— START Data shown —
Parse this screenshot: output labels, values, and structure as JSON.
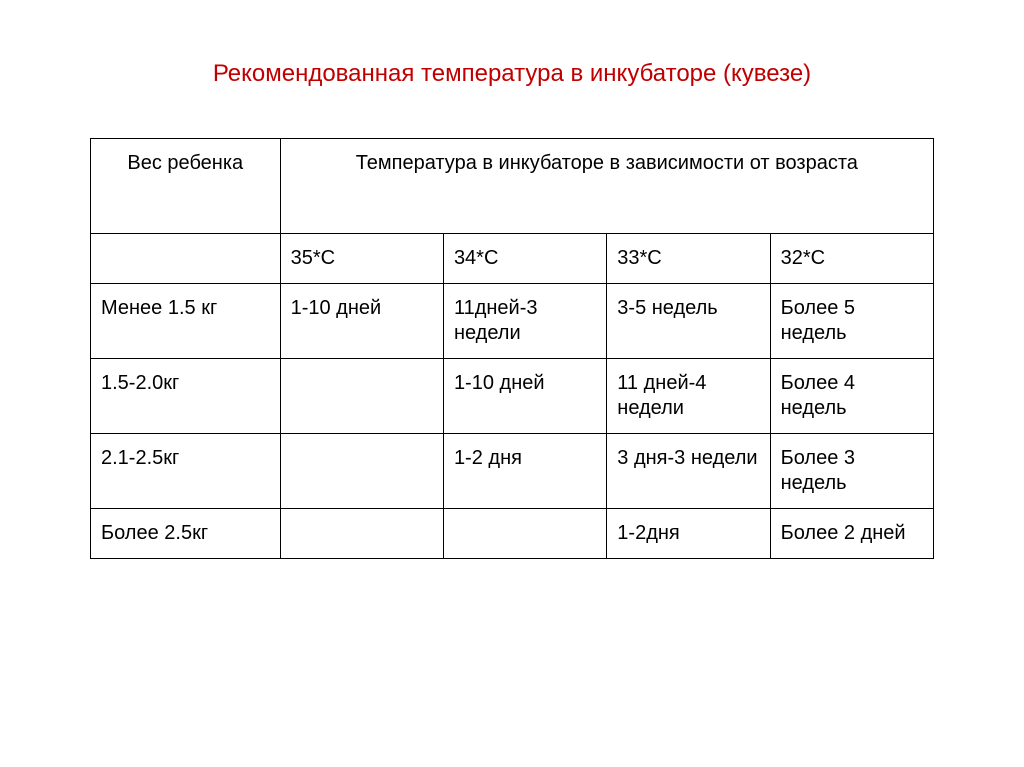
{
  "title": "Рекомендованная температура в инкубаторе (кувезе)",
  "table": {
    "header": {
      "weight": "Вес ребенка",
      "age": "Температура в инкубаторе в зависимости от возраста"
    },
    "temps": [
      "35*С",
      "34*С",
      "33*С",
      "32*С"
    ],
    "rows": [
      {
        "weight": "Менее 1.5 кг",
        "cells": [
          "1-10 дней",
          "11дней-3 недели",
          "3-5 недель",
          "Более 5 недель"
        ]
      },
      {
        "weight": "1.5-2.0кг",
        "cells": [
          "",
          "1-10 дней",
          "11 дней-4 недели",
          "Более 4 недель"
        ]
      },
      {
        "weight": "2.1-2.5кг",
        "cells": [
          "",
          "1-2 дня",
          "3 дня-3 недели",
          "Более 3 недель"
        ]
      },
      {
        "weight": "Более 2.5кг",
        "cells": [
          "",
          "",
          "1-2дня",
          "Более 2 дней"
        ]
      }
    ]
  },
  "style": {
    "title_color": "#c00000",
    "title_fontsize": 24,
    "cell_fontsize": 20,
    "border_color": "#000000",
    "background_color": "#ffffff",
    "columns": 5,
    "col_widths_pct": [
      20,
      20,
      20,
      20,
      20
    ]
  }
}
— END Data shown —
— START Data shown —
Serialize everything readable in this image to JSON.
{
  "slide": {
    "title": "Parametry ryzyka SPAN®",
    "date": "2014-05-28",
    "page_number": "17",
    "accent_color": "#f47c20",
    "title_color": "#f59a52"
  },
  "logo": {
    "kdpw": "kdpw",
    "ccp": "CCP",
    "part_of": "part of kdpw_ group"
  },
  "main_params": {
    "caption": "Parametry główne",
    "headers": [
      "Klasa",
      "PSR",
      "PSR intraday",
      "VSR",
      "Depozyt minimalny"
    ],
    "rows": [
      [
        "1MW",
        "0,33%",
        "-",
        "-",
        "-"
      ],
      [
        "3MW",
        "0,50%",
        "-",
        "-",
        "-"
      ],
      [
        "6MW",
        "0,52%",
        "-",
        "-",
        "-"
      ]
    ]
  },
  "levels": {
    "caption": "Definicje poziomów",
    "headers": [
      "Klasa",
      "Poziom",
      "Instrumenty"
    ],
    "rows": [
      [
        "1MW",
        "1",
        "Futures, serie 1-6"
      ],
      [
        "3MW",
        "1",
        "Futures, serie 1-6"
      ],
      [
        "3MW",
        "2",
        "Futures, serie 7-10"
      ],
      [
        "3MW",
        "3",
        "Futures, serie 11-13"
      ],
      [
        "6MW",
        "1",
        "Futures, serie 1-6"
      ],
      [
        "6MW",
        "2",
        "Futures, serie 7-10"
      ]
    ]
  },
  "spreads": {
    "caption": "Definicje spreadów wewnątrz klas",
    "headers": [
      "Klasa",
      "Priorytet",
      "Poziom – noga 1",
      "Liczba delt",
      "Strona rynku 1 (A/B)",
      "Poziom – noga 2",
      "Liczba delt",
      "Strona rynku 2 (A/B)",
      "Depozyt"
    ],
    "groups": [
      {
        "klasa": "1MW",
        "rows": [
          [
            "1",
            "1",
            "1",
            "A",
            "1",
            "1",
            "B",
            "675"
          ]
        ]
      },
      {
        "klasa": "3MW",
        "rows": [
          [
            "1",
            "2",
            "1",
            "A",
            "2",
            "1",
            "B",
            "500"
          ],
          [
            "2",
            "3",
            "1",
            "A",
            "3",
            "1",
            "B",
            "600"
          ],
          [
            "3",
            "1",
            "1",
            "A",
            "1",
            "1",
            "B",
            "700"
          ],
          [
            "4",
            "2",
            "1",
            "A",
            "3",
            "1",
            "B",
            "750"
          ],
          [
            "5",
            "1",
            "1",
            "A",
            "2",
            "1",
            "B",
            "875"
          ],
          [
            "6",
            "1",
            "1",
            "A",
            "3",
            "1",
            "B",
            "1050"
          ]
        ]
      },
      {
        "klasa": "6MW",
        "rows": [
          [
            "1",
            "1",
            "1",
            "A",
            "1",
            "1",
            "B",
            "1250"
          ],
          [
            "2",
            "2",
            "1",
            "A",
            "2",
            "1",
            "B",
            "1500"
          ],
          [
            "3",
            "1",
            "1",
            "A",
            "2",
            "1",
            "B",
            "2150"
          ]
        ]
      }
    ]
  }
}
— END Data shown —
— START Data shown —
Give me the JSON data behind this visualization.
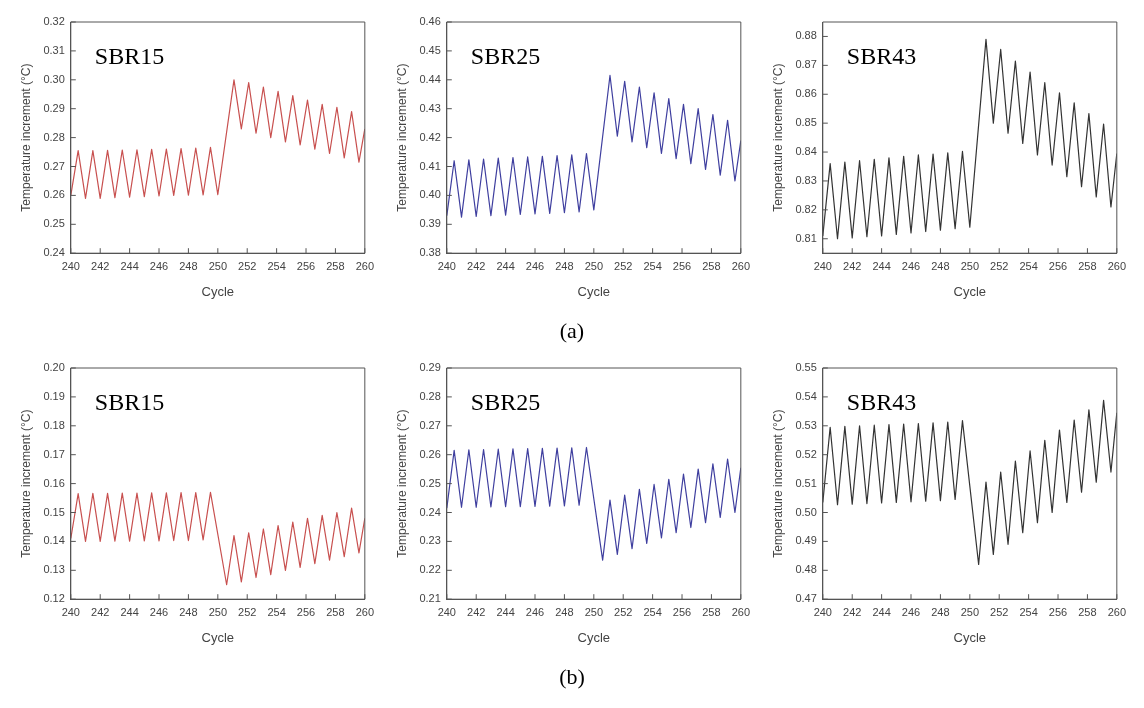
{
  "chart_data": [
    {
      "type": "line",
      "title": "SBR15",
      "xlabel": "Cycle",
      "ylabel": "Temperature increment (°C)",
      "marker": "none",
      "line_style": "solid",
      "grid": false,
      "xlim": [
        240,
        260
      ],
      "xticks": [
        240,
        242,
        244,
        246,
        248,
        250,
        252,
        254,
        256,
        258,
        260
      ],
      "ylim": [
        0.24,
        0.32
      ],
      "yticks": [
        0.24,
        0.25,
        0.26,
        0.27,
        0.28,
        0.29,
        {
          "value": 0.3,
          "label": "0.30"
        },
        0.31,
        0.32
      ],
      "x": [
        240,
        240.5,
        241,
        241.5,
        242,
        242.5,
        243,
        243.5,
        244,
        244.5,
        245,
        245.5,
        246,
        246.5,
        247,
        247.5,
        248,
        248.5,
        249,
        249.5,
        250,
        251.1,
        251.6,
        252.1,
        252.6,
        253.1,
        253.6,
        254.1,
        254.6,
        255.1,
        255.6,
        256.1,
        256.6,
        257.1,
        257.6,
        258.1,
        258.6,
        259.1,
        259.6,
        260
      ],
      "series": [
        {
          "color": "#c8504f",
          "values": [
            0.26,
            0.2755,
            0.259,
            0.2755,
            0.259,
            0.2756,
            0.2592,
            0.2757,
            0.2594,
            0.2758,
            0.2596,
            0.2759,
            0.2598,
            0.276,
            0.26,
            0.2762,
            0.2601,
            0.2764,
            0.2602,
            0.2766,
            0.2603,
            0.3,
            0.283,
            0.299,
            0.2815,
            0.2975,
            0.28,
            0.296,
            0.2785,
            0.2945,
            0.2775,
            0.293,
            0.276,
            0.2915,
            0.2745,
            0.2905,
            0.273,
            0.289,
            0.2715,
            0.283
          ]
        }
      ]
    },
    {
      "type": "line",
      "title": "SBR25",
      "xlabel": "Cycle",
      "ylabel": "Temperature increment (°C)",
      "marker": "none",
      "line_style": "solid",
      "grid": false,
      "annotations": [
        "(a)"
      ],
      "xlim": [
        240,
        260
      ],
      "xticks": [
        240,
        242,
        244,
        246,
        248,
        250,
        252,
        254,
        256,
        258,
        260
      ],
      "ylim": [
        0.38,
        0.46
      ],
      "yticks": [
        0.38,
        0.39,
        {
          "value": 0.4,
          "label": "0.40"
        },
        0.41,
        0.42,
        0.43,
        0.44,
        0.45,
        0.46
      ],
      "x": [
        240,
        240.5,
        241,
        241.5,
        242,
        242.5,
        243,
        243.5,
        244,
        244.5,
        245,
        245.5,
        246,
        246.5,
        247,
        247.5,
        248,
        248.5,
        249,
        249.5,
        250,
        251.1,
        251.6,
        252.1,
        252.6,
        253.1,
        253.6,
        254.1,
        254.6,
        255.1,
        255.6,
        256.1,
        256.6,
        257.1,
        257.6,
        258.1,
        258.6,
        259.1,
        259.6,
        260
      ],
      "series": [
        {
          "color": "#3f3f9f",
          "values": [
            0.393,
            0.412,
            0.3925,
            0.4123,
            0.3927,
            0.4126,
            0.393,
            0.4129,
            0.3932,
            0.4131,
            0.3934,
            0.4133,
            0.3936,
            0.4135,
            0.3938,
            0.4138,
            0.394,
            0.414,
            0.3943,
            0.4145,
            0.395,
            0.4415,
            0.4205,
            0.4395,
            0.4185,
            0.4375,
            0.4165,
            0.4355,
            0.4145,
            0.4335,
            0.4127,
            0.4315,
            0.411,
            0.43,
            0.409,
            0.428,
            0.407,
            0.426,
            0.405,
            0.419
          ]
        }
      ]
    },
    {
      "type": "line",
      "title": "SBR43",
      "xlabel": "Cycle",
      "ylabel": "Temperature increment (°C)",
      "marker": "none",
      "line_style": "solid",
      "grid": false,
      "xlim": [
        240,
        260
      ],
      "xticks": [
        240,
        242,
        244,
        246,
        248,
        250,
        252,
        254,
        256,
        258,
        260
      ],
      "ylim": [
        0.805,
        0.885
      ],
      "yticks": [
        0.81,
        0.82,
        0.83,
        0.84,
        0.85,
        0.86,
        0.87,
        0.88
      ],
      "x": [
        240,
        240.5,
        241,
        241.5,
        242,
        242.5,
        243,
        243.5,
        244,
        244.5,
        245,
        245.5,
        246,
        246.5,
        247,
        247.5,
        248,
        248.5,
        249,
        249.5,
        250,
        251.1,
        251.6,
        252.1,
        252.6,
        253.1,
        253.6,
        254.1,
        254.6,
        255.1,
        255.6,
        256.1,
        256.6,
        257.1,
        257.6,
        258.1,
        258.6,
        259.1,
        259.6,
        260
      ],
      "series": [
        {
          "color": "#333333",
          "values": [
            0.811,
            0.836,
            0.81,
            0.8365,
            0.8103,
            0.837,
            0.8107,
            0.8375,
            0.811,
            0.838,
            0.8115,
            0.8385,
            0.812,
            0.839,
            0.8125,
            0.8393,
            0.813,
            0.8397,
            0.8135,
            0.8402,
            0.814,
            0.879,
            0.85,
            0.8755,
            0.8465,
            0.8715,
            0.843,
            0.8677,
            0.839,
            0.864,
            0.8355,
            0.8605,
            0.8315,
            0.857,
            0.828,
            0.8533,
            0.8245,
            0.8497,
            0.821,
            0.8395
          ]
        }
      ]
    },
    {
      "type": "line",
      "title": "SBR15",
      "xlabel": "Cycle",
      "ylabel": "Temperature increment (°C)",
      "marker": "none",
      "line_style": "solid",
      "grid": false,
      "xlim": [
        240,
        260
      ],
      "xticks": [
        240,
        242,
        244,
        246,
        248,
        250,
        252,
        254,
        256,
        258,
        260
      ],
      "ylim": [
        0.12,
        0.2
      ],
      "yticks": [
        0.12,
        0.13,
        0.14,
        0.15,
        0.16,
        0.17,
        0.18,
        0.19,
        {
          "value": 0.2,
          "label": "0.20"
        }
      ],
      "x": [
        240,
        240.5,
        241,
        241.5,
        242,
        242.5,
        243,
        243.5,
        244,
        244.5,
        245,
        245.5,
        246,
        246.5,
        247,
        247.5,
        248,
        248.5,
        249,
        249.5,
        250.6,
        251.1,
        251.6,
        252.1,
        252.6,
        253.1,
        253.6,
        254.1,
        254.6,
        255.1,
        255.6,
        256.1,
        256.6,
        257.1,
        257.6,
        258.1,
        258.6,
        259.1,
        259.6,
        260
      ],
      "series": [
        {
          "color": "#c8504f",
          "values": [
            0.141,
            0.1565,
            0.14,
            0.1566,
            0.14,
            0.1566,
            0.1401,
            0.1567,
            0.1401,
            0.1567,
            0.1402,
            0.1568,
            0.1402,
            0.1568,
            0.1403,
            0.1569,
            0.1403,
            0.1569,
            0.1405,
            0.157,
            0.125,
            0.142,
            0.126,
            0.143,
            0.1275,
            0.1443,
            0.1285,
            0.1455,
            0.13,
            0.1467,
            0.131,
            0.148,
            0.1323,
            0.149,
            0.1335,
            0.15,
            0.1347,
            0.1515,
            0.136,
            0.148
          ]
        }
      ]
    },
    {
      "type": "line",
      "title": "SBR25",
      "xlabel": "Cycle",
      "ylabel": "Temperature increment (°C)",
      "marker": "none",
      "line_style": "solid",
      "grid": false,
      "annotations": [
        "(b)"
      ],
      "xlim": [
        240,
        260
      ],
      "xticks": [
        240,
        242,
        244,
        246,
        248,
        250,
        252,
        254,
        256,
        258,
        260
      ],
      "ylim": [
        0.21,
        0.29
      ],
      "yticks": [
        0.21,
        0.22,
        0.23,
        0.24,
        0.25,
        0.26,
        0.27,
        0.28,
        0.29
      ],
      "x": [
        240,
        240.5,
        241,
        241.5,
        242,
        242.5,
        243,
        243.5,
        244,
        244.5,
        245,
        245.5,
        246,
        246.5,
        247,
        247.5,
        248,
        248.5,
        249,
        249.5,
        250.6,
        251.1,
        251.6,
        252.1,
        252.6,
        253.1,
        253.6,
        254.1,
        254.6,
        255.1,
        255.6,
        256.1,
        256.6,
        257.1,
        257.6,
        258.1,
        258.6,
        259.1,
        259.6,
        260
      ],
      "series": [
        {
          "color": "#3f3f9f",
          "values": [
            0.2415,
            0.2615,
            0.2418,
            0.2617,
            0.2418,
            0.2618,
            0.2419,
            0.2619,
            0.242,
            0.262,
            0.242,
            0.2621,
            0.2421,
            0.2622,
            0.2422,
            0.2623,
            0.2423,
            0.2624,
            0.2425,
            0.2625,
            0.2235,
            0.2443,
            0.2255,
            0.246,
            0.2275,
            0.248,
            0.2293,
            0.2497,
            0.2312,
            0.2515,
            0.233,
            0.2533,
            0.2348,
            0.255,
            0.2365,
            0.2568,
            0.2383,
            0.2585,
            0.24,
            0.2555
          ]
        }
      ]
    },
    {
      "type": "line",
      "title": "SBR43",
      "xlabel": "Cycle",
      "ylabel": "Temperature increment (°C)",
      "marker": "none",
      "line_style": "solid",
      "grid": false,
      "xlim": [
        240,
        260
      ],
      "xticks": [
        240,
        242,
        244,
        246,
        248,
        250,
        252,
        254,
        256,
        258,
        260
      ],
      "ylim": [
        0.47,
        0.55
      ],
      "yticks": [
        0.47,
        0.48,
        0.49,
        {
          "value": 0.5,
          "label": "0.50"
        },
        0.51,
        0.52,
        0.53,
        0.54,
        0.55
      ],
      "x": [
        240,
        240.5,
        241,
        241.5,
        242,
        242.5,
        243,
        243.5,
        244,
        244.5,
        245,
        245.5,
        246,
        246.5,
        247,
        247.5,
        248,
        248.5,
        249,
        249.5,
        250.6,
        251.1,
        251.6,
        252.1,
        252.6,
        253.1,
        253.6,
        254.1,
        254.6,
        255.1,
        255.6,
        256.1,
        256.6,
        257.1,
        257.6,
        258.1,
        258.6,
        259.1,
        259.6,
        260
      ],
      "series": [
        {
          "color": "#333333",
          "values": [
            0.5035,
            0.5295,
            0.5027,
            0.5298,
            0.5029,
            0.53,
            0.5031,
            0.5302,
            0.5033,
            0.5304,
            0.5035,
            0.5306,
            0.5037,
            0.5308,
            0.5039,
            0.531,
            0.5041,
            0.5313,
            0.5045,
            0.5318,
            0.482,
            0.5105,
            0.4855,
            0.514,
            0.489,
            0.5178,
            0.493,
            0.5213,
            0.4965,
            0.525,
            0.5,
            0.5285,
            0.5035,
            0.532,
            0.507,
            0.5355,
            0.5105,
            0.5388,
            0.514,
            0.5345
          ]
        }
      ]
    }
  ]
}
— END Data shown —
Pull out all lines from the entries above that include the word "caption".

    "caption": "Parametry główne",
    "caption": "Definicje poziomów",
    "caption": "Definicje spreadów wewnątrz klas",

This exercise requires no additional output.